>> Begin DATA SHOWN

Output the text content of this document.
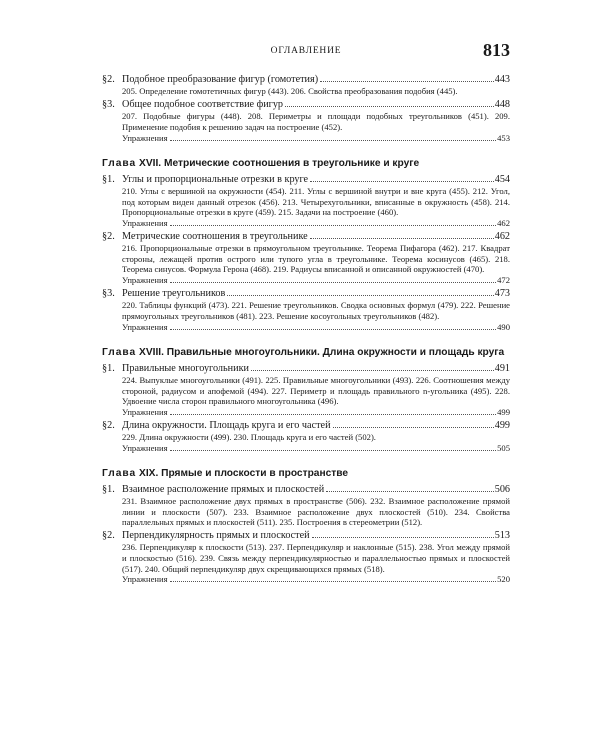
ОГЛАВЛЕНИЕ	813
§2. Подобное преобразование фигур (гомотетия)	443
205. Определение гомотетичных фигур (443). 206. Свойства преобразования подобия (445).
§3. Общее подобное соответствие фигур	448
207. Подобные фигуры (448). 208. Периметры и площади подобных треугольников (451). 209. Применение подобия к решению задач на построение (452).
Упражнения	453
Глава XVII. Метрические соотношения в треугольнике и круге
§1. Углы и пропорциональные отрезки в круге	454
210. Углы с вершиной на окружности (454). 211. Углы с вершиной внутри и вне круга (455). 212. Угол, под которым виден данный отрезок (456). 213. Четырехугольники, вписанные в окружность (458). 214. Пропорциональные отрезки в круге (459). 215. Задачи на построение (460).
Упражнения	462
§2. Метрические соотношения в треугольнике	462
216. Пропорциональные отрезки в прямоугольном треугольнике. Теорема Пифагора (462). 217. Квадрат стороны, лежащей против острого или тупого угла в треугольнике. Теорема косинусов (465). 218. Теорема синусов. Формула Герона (468). 219. Радиусы вписанной и описанной окружностей (470).
Упражнения	472
§3. Решение треугольников	473
220. Таблицы функций (473). 221. Решение треугольников. Сводка основных формул (479). 222. Решение прямоугольных треугольников (481). 223. Решение косоугольных треугольников (482).
Упражнения	490
Глава XVIII. Правильные многоугольники. Длина окружности и площадь круга
§1. Правильные многоугольники	491
224. Выпуклые многоугольники (491). 225. Правильные многоугольники (493). 226. Соотношения между стороной, радиусом и апофемой (494). 227. Периметр и площадь правильного n-угольника (495). 228. Удвоение числа сторон правильного многоугольника (496).
Упражнения	499
§2. Длина окружности. Площадь круга и его частей	499
229. Длина окружности (499). 230. Площадь круга и его частей (502).
Упражнения	505
Глава XIX. Прямые и плоскости в пространстве
§1. Взаимное расположение прямых и плоскостей	506
231. Взаимное расположение двух прямых в пространстве (506). 232. Взаимное расположение прямой линии и плоскости (507). 233. Взаимное расположение двух плоскостей (510). 234. Свойства параллельных прямых и плоскостей (511). 235. Построения в стереометрии (512).
§2. Перпендикулярность прямых и плоскостей	513
236. Перпендикуляр к плоскости (513). 237. Перпендикуляр и наклонные (515). 238. Угол между прямой и плоскостью (516). 239. Связь между перпендикулярностью и параллельностью прямых и плоскостей (517). 240. Общий перпендикуляр двух скрещивающихся прямых (518).
Упражнения	520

>> End DATA SHOWN

REQUIRED WORK: Report the number of lines that contain "Длина", with no other words.

REPLY TO THE TASK: 3